**Record set**

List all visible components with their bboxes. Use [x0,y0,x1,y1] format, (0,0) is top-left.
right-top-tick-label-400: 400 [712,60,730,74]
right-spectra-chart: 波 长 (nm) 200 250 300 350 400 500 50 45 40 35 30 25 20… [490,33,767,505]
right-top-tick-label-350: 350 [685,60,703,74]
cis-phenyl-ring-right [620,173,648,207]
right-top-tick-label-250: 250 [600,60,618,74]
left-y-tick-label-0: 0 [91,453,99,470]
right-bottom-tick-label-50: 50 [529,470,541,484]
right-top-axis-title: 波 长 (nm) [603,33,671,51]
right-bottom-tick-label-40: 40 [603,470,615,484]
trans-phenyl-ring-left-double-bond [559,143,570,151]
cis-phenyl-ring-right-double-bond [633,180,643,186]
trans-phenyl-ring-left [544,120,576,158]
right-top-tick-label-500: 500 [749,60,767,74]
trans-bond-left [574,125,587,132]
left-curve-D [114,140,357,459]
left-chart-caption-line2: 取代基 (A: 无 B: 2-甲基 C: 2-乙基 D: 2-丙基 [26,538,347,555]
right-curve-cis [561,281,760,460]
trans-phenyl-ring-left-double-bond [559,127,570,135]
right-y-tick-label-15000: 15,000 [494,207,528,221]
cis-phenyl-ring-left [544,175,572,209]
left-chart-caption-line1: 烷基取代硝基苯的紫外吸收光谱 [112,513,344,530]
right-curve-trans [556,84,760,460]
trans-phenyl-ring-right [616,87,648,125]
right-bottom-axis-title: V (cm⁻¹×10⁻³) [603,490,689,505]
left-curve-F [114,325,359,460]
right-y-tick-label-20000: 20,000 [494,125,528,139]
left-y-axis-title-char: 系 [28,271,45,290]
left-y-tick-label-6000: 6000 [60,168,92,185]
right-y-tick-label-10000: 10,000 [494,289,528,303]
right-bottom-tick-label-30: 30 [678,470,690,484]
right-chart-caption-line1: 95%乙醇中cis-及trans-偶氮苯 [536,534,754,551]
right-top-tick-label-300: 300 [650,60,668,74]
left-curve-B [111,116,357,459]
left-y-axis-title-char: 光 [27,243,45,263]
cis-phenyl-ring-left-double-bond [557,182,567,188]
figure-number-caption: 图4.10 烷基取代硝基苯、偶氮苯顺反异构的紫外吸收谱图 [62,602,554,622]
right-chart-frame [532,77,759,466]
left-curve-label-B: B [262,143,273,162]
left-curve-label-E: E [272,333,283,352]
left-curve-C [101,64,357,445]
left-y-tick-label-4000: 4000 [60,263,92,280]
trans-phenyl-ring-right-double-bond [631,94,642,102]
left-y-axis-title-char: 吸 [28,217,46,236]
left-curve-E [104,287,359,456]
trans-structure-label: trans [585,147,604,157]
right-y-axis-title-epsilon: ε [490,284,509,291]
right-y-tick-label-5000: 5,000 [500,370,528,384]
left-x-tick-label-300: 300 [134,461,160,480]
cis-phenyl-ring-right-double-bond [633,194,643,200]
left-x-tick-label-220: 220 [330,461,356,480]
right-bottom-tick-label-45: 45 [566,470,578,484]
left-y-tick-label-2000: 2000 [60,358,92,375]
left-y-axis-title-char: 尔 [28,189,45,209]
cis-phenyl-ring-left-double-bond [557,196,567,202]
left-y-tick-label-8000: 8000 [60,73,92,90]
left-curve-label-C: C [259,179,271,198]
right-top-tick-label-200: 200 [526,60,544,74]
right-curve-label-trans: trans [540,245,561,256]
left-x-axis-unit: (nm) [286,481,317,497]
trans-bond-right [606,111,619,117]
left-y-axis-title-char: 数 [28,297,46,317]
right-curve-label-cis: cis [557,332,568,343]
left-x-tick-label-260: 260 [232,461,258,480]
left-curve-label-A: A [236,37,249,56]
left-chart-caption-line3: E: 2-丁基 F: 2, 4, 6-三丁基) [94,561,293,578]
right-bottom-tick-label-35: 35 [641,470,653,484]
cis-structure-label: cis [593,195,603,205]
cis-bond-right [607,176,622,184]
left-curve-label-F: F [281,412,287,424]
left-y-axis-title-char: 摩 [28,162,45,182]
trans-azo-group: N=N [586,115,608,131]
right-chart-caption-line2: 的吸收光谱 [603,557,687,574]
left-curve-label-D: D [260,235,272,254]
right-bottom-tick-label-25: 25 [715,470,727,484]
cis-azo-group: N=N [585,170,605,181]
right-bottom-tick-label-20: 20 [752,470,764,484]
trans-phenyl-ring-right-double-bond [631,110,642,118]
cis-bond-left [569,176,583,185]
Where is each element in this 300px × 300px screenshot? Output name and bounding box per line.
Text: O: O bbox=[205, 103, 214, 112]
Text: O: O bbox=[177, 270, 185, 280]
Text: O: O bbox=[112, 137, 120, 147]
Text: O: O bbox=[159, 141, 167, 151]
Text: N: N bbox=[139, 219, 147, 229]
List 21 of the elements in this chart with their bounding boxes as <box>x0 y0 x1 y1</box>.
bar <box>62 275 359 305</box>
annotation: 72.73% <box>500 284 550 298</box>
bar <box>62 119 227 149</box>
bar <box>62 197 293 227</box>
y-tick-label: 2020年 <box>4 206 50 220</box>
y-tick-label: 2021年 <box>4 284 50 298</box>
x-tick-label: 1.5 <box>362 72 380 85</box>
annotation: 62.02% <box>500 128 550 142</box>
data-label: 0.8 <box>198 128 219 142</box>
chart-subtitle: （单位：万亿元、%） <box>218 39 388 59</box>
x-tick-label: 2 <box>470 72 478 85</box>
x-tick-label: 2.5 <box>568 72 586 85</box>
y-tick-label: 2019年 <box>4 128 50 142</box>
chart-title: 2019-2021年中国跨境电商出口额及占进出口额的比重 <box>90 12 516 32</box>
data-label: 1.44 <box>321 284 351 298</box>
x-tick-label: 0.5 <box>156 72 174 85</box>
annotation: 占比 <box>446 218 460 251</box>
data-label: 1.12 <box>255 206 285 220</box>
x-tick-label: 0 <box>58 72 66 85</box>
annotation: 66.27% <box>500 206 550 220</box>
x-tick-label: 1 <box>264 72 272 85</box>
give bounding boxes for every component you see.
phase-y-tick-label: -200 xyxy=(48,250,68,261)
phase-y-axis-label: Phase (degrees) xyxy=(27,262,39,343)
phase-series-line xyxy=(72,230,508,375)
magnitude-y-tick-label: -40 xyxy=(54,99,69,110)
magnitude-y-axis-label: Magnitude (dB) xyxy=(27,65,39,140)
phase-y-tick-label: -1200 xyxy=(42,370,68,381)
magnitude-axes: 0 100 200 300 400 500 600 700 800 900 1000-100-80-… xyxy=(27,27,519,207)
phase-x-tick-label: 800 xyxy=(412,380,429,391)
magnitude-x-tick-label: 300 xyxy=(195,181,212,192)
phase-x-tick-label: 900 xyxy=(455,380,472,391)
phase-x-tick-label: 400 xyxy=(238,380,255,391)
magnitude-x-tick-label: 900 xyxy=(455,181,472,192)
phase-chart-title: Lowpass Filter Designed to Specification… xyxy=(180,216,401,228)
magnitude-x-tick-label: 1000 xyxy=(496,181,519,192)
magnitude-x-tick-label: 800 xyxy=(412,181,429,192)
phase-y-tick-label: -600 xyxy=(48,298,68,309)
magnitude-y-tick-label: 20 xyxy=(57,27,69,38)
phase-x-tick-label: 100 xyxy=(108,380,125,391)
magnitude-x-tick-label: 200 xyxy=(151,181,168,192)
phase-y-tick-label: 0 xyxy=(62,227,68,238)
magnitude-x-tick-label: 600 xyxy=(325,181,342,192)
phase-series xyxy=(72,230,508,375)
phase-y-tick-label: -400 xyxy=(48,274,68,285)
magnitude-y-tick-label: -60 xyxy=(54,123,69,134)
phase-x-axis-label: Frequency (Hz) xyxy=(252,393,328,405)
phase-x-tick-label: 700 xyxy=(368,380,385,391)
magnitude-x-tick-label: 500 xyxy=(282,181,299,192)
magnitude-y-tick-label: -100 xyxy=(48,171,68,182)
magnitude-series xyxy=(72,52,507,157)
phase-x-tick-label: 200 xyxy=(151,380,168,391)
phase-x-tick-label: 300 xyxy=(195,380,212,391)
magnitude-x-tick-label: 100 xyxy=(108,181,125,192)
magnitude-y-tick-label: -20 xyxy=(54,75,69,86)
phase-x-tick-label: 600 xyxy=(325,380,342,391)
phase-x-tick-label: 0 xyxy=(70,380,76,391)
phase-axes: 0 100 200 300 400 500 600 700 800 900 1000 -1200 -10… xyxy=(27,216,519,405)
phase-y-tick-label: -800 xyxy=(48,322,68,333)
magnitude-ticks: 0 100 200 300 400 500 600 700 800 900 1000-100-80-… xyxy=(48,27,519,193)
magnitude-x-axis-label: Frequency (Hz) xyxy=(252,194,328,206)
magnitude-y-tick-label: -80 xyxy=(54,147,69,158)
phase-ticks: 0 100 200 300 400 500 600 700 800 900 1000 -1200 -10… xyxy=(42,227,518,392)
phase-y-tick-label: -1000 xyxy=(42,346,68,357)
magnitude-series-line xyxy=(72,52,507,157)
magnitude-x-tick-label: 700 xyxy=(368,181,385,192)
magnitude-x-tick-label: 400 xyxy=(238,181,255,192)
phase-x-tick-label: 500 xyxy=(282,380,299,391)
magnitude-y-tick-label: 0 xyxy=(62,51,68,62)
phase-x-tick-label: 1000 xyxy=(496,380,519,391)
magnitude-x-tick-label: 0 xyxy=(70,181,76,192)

**Work required**
Present the records as a Markdown table with columns Row and Line. Begin at the first line of the records, stop after the line containing "trans-phenyl-ring-left-double-bond [559,143,570,151]", number each line in order, and leave out any blank lines.

**Task result**
| Row | Line |
|---|---|
| 1 | List all visible components with their bboxes. Use [x0,y0,x1,y1] format, (0,0) is top-left. |
| 2 | right-top-tick-label-400: 400 [712,60,730,74] |
| 3 | right-spectra-chart: 波 长 (nm) 200 250 300 350 400 500 50 45 40 35 30 25 20… [490,33,767,505] |
| 4 | right-top-tick-label-350: 350 [685,60,703,74] |
| 5 | cis-phenyl-ring-right [620,173,648,207] |
| 6 | right-top-tick-label-250: 250 [600,60,618,74] |
| 7 | left-y-tick-label-0: 0 [91,453,99,470] |
| 8 | right-bottom-tick-label-50: 50 [529,470,541,484] |
| 9 | right-top-axis-title: 波 长 (nm) [603,33,671,51] |
| 10 | right-bottom-tick-label-40: 40 [603,470,615,484] |
| 11 | trans-phenyl-ring-left-double-bond [559,143,570,151] |